## [Job]
Go through the material below and report how many lines contain "Weaknesses". Give only the number.

Extracted data entries
○ ○ ○ ○
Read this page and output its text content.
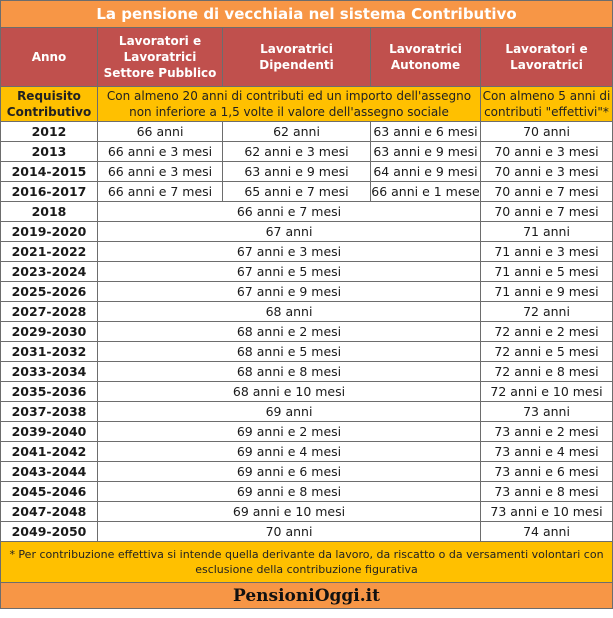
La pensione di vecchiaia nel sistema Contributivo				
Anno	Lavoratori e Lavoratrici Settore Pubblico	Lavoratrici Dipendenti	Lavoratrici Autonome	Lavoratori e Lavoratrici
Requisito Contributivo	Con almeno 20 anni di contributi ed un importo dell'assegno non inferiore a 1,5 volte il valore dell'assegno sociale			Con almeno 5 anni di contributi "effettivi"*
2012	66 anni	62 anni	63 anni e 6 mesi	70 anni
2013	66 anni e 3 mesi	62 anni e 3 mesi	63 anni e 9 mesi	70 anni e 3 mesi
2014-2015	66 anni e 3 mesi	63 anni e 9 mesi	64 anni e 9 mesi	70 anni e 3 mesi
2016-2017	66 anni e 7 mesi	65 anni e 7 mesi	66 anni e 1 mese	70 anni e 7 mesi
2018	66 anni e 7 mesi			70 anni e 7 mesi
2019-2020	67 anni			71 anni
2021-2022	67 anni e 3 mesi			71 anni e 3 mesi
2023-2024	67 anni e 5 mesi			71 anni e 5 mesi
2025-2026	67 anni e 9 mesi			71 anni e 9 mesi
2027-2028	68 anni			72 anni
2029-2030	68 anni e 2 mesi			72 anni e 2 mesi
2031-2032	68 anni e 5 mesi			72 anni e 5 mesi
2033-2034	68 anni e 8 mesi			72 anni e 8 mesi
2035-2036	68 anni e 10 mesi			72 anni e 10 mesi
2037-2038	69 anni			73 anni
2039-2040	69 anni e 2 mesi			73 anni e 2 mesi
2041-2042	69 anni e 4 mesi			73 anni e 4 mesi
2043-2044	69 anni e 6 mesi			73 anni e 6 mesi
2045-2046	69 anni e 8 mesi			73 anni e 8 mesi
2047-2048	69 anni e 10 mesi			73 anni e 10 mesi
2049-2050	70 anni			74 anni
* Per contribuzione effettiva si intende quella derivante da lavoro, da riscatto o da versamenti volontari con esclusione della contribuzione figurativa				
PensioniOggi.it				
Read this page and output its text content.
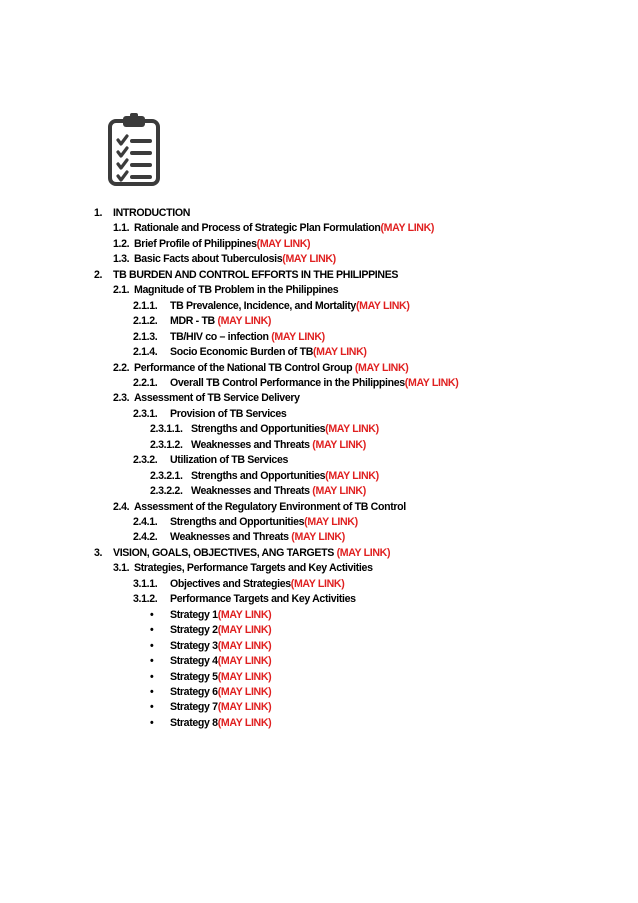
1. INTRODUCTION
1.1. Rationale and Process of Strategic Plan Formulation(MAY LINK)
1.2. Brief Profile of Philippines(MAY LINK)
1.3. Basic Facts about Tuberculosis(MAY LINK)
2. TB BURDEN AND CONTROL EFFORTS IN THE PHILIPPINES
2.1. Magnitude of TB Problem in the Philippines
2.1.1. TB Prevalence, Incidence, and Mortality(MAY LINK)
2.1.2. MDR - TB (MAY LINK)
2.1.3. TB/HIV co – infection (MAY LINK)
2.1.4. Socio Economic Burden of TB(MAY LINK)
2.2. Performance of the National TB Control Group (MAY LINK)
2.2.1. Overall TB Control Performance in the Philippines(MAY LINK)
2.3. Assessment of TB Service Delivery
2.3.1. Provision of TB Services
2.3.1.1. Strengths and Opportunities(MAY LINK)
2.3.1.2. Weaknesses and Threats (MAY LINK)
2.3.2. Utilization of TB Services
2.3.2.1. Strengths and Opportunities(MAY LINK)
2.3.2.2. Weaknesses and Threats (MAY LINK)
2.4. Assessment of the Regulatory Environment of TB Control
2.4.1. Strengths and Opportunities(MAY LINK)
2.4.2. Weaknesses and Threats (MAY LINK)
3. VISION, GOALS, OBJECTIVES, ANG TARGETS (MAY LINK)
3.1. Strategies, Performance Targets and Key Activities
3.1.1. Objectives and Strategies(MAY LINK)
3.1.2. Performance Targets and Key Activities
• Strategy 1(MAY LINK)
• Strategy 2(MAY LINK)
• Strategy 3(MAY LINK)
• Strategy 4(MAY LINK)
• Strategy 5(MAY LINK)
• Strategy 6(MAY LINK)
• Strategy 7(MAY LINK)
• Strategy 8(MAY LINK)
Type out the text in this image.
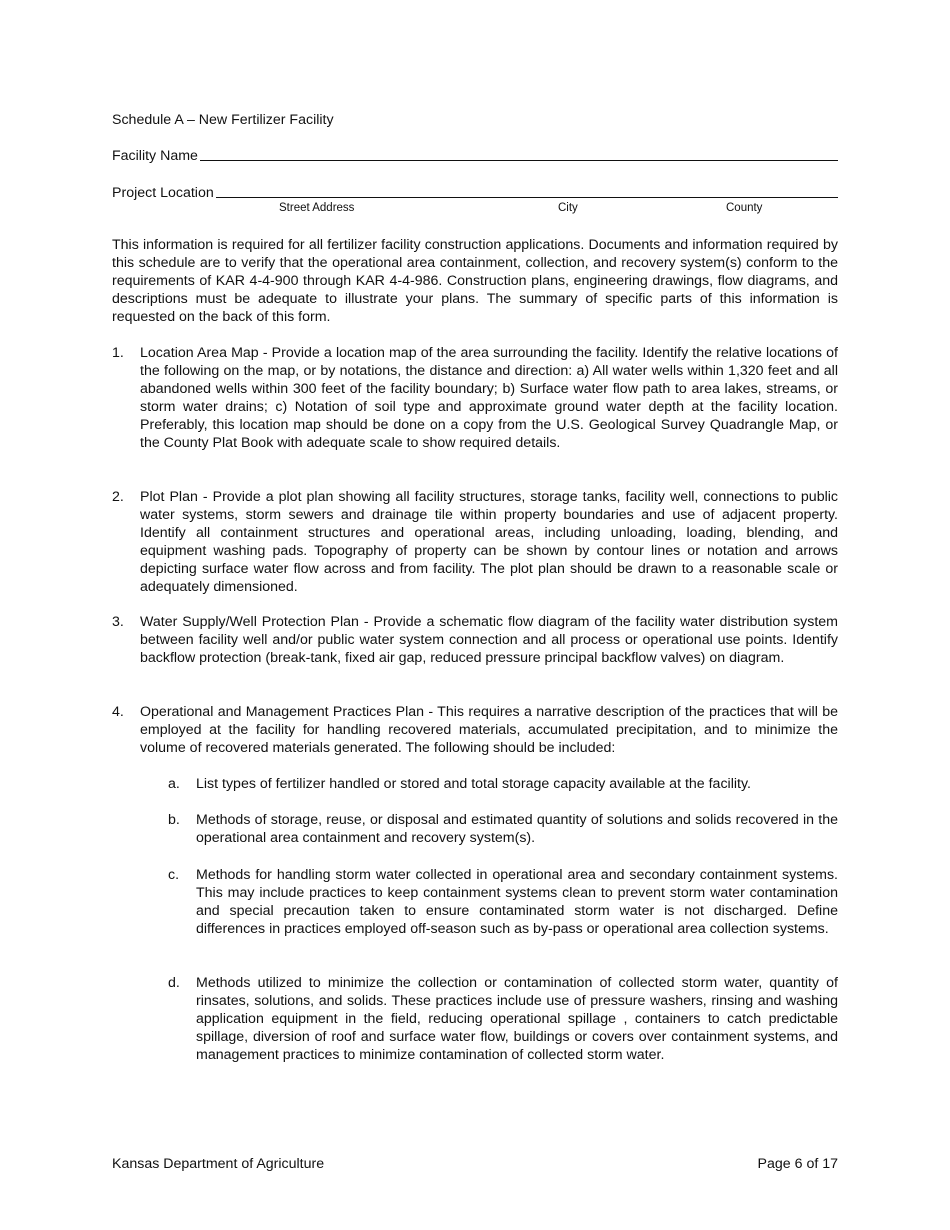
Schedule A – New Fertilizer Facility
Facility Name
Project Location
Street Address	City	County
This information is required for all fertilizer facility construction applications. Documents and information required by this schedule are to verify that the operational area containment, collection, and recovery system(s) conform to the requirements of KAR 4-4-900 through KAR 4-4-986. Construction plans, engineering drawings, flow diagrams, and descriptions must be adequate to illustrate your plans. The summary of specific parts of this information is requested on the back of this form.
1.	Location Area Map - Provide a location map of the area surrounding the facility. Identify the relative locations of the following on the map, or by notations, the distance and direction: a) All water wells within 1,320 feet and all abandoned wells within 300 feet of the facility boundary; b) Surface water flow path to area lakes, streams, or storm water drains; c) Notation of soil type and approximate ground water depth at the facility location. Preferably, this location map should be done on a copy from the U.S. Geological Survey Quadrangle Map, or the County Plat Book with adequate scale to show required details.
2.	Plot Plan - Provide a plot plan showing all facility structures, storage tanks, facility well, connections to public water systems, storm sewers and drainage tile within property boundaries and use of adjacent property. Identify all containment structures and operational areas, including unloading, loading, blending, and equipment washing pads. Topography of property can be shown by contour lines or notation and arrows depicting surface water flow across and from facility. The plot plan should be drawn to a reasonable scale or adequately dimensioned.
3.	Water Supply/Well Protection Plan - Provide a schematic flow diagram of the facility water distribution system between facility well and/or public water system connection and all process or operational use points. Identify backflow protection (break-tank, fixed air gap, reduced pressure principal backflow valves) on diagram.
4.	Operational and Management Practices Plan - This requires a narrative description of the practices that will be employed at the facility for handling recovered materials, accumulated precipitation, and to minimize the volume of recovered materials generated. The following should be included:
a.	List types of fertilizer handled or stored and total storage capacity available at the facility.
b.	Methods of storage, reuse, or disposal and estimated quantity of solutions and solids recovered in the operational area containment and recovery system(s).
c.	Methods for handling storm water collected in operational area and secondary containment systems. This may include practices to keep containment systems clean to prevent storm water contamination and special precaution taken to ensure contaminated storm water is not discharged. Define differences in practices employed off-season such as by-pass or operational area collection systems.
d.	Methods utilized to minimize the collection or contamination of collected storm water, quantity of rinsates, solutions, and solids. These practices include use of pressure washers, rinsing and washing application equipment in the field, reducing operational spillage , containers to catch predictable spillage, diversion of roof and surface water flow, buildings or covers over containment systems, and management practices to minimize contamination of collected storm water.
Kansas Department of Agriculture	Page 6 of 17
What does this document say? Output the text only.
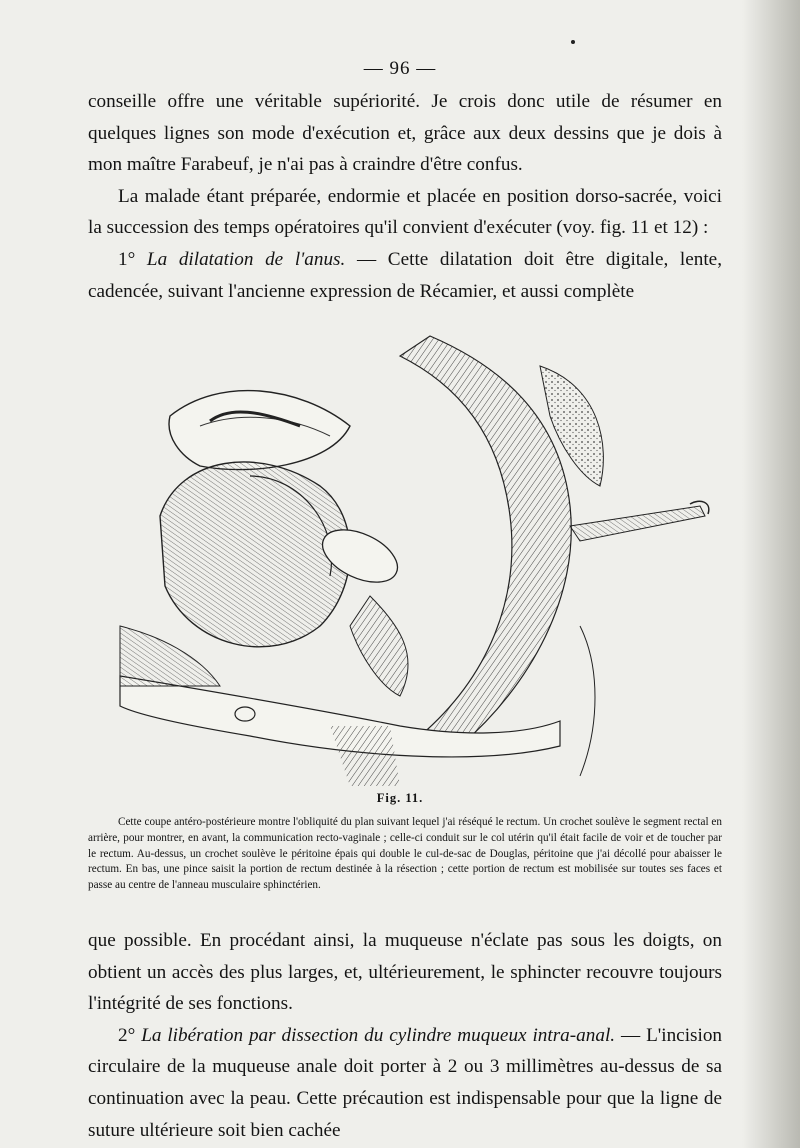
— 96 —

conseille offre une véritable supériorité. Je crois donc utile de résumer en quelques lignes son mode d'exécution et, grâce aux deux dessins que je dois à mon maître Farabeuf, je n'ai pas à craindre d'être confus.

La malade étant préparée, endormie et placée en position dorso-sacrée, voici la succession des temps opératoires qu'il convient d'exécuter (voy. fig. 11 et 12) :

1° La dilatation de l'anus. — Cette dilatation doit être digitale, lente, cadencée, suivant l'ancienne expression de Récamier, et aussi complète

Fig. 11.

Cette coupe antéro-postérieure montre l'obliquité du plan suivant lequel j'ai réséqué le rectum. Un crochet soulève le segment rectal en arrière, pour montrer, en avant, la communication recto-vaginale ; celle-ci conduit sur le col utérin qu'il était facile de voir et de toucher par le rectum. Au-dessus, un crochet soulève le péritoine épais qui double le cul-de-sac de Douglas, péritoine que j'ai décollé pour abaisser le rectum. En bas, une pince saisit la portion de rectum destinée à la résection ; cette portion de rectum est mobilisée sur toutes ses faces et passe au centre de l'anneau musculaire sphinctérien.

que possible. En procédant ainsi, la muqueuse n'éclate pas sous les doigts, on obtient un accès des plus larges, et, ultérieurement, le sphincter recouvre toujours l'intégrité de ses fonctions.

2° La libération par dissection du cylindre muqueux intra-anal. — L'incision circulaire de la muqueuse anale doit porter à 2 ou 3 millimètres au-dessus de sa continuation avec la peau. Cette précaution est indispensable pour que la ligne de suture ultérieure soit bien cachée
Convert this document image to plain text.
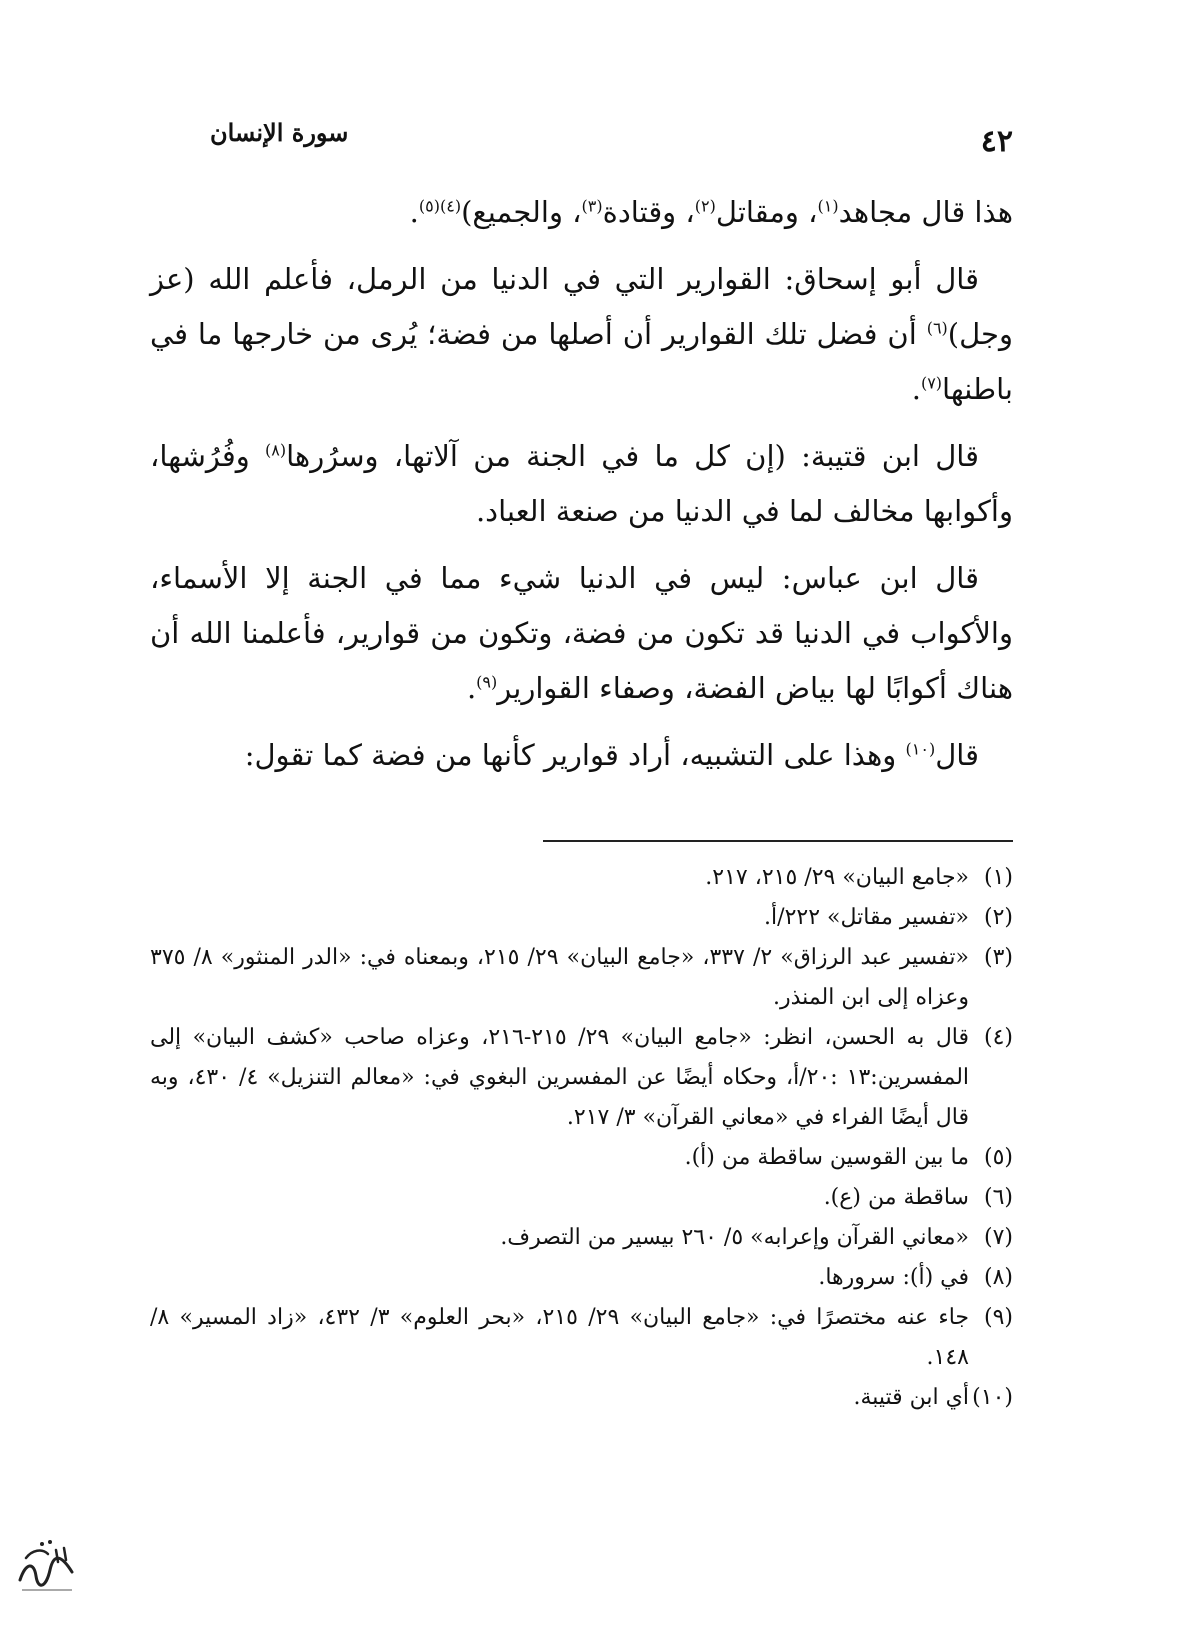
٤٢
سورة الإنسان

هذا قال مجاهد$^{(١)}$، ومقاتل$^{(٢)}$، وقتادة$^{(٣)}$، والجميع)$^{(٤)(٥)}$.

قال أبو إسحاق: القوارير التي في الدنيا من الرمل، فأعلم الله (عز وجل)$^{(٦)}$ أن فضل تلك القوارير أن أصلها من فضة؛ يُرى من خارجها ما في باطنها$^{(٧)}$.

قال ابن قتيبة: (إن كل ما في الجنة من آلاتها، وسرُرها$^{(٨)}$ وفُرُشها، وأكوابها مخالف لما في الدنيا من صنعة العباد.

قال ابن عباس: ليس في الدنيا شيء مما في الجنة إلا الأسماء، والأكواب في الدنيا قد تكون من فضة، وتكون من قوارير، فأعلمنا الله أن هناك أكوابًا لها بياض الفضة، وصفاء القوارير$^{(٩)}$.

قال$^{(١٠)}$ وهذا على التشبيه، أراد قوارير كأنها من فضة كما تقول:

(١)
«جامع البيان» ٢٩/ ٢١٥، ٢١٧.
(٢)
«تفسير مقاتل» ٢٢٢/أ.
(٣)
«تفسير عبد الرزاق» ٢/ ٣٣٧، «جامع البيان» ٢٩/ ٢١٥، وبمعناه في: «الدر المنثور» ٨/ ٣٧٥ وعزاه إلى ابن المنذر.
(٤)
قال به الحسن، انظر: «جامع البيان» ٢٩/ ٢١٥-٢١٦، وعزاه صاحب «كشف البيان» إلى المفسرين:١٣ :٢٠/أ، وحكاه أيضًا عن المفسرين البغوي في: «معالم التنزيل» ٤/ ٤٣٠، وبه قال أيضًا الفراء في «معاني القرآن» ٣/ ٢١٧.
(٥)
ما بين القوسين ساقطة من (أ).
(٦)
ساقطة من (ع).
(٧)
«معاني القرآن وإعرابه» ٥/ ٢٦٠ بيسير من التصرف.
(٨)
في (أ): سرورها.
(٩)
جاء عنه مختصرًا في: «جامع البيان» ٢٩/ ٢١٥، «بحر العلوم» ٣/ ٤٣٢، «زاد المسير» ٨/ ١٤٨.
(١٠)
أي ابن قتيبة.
○ ○ ○ ○
## [Answer to the problem]
3